**Provided information:**
## BEGIN

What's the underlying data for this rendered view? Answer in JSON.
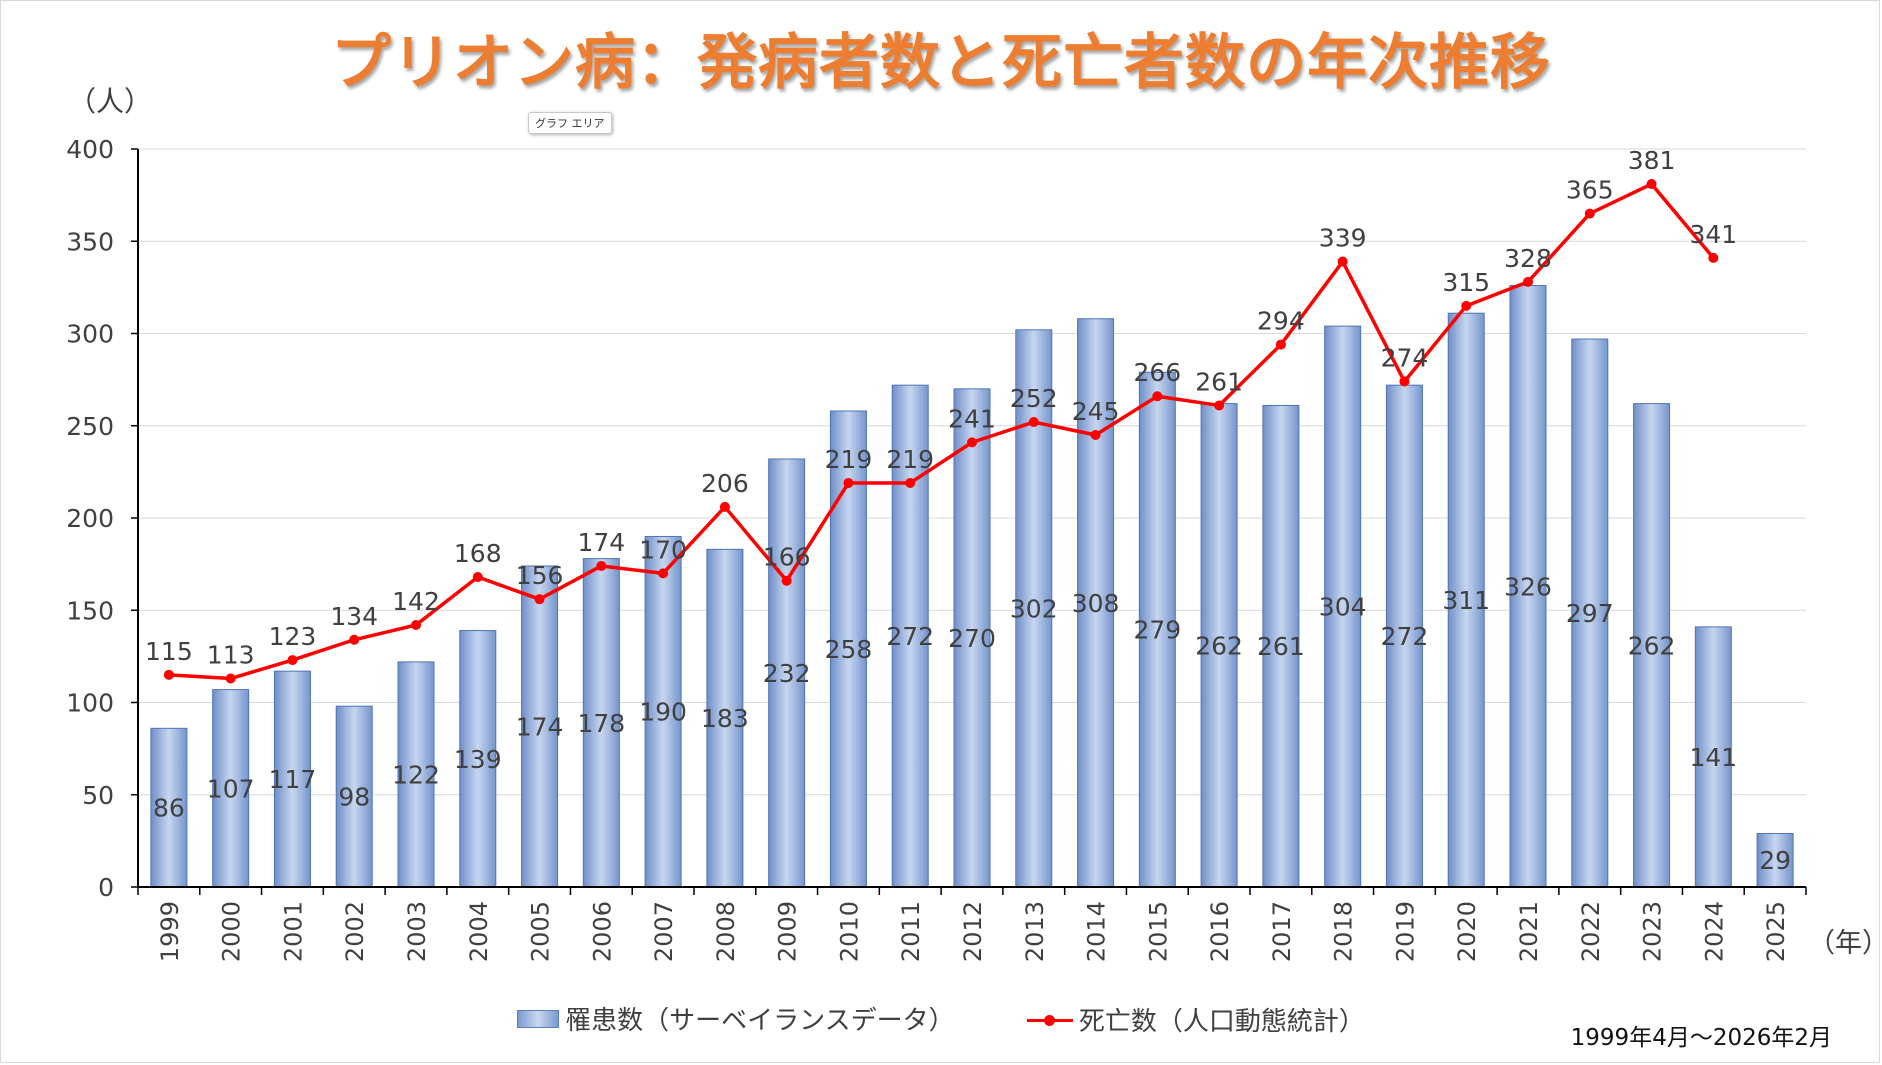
{
  "page": {
    "title": "プリオン病：発病者数と死亡者数の年次推移",
    "y_unit": "（人）",
    "x_unit": "（年）",
    "tooltip": "グラフ エリア",
    "date_range": "1999年4月～2026年2月"
  },
  "chart_data": {
    "type": "bar",
    "categories": [
      "1999",
      "2000",
      "2001",
      "2002",
      "2003",
      "2004",
      "2005",
      "2006",
      "2007",
      "2008",
      "2009",
      "2010",
      "2011",
      "2012",
      "2013",
      "2014",
      "2015",
      "2016",
      "2017",
      "2018",
      "2019",
      "2020",
      "2021",
      "2022",
      "2023",
      "2024",
      "2025"
    ],
    "series": [
      {
        "name": "罹患数（サーベイランスデータ）",
        "type": "bar",
        "color": "#7f9fd3",
        "values": [
          86,
          107,
          117,
          98,
          122,
          139,
          174,
          178,
          190,
          183,
          232,
          258,
          272,
          270,
          302,
          308,
          279,
          262,
          261,
          304,
          272,
          311,
          326,
          297,
          262,
          141,
          29
        ]
      },
      {
        "name": "死亡数（人口動態統計）",
        "type": "line",
        "color": "#ff0000",
        "values": [
          115,
          113,
          123,
          134,
          142,
          168,
          156,
          174,
          170,
          206,
          166,
          219,
          219,
          241,
          252,
          245,
          266,
          261,
          294,
          339,
          274,
          315,
          328,
          365,
          381,
          341,
          null
        ]
      }
    ],
    "ylim": [
      0,
      400
    ],
    "yticks": [
      0,
      50,
      100,
      150,
      200,
      250,
      300,
      350,
      400
    ],
    "grid": true,
    "legend": "bottom"
  }
}
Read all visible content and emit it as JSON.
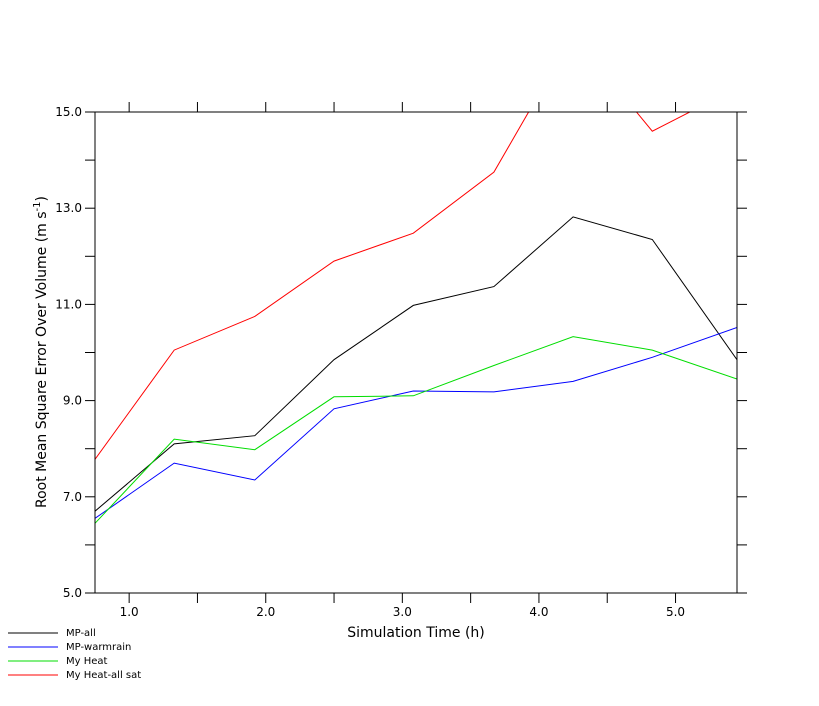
{
  "chart_data": {
    "type": "line",
    "title": "",
    "xlabel": "Simulation Time (h)",
    "ylabel_main": "Root Mean Square Error Over Volume (m s",
    "ylabel_sup": "-1",
    "ylabel_close": ")",
    "xlim": [
      0.75,
      5.45
    ],
    "ylim": [
      5.0,
      15.0
    ],
    "x_tick_values": [
      1.0,
      2.0,
      3.0,
      4.0,
      5.0
    ],
    "x_tick_labels": [
      "1.0",
      "2.0",
      "3.0",
      "4.0",
      "5.0"
    ],
    "x_minor_values": [
      1.5,
      2.5,
      3.5,
      4.5
    ],
    "y_tick_values": [
      5.0,
      7.0,
      9.0,
      11.0,
      13.0,
      15.0
    ],
    "y_tick_labels": [
      "5.0",
      "7.0",
      "9.0",
      "11.0",
      "13.0",
      "15.0"
    ],
    "y_minor_values": [
      6.0,
      8.0,
      10.0,
      12.0,
      14.0
    ],
    "grid": false,
    "legend_position": "bottom-left",
    "x": [
      0.75,
      1.33,
      1.92,
      2.5,
      3.08,
      3.67,
      4.25,
      4.83,
      5.45
    ],
    "series": [
      {
        "name": "MP-all",
        "color": "#000000",
        "values": [
          6.7,
          8.1,
          8.27,
          9.85,
          10.98,
          11.37,
          12.82,
          12.35,
          9.85
        ]
      },
      {
        "name": "MP-warmrain",
        "color": "#0000ff",
        "values": [
          6.55,
          7.7,
          7.35,
          8.83,
          9.2,
          9.18,
          9.4,
          9.9,
          10.52
        ]
      },
      {
        "name": "My Heat",
        "color": "#00dd00",
        "values": [
          6.45,
          8.2,
          7.98,
          9.08,
          9.1,
          9.73,
          10.33,
          10.05,
          9.45
        ]
      },
      {
        "name": "My Heat-all sat",
        "color": "#ff0000",
        "values": [
          7.78,
          10.05,
          10.75,
          11.9,
          12.48,
          13.75,
          16.6,
          14.6,
          15.5
        ]
      }
    ]
  }
}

## END

**Task details:**
Restate the records word for word, omitting images.

**Full response:**
What's the underlying data for this rendered view? Answer in JSON.
{
  "page": {
    "title": "プリオン病：発病者数と死亡者数の年次推移",
    "y_unit": "（人）",
    "x_unit": "（年）",
    "tooltip": "グラフ エリア",
    "date_range": "1999年4月～2026年2月"
  },
  "chart_data": {
    "type": "bar",
    "categories": [
      "1999",
      "2000",
      "2001",
      "2002",
      "2003",
      "2004",
      "2005",
      "2006",
      "2007",
      "2008",
      "2009",
      "2010",
      "2011",
      "2012",
      "2013",
      "2014",
      "2015",
      "2016",
      "2017",
      "2018",
      "2019",
      "2020",
      "2021",
      "2022",
      "2023",
      "2024",
      "2025"
    ],
    "series": [
      {
        "name": "罹患数（サーベイランスデータ）",
        "type": "bar",
        "color": "#7f9fd3",
        "values": [
          86,
          107,
          117,
          98,
          122,
          139,
          174,
          178,
          190,
          183,
          232,
          258,
          272,
          270,
          302,
          308,
          279,
          262,
          261,
          304,
          272,
          311,
          326,
          297,
          262,
          141,
          29
        ]
      },
      {
        "name": "死亡数（人口動態統計）",
        "type": "line",
        "color": "#ff0000",
        "values": [
          115,
          113,
          123,
          134,
          142,
          168,
          156,
          174,
          170,
          206,
          166,
          219,
          219,
          241,
          252,
          245,
          266,
          261,
          294,
          339,
          274,
          315,
          328,
          365,
          381,
          341,
          null
        ]
      }
    ],
    "ylim": [
      0,
      400
    ],
    "yticks": [
      0,
      50,
      100,
      150,
      200,
      250,
      300,
      350,
      400
    ],
    "grid": true,
    "legend": "bottom"
  }
}
Read all visible content and emit it as JSON.
{
  "chart_data": {
    "type": "line",
    "title": "",
    "xlabel": "Simulation Time (h)",
    "ylabel_main": "Root Mean Square Error Over Volume (m s",
    "ylabel_sup": "-1",
    "ylabel_close": ")",
    "xlim": [
      0.75,
      5.45
    ],
    "ylim": [
      5.0,
      15.0
    ],
    "x_tick_values": [
      1.0,
      2.0,
      3.0,
      4.0,
      5.0
    ],
    "x_tick_labels": [
      "1.0",
      "2.0",
      "3.0",
      "4.0",
      "5.0"
    ],
    "x_minor_values": [
      1.5,
      2.5,
      3.5,
      4.5
    ],
    "y_tick_values": [
      5.0,
      7.0,
      9.0,
      11.0,
      13.0,
      15.0
    ],
    "y_tick_labels": [
      "5.0",
      "7.0",
      "9.0",
      "11.0",
      "13.0",
      "15.0"
    ],
    "y_minor_values": [
      6.0,
      8.0,
      10.0,
      12.0,
      14.0
    ],
    "grid": false,
    "legend_position": "bottom-left",
    "x": [
      0.75,
      1.33,
      1.92,
      2.5,
      3.08,
      3.67,
      4.25,
      4.83,
      5.45
    ],
    "series": [
      {
        "name": "MP-all",
        "color": "#000000",
        "values": [
          6.7,
          8.1,
          8.27,
          9.85,
          10.98,
          11.37,
          12.82,
          12.35,
          9.85
        ]
      },
      {
        "name": "MP-warmrain",
        "color": "#0000ff",
        "values": [
          6.55,
          7.7,
          7.35,
          8.83,
          9.2,
          9.18,
          9.4,
          9.9,
          10.52
        ]
      },
      {
        "name": "My Heat",
        "color": "#00dd00",
        "values": [
          6.45,
          8.2,
          7.98,
          9.08,
          9.1,
          9.73,
          10.33,
          10.05,
          9.45
        ]
      },
      {
        "name": "My Heat-all sat",
        "color": "#ff0000",
        "values": [
          7.78,
          10.05,
          10.75,
          11.9,
          12.48,
          13.75,
          16.6,
          14.6,
          15.5
        ]
      }
    ]
  }
}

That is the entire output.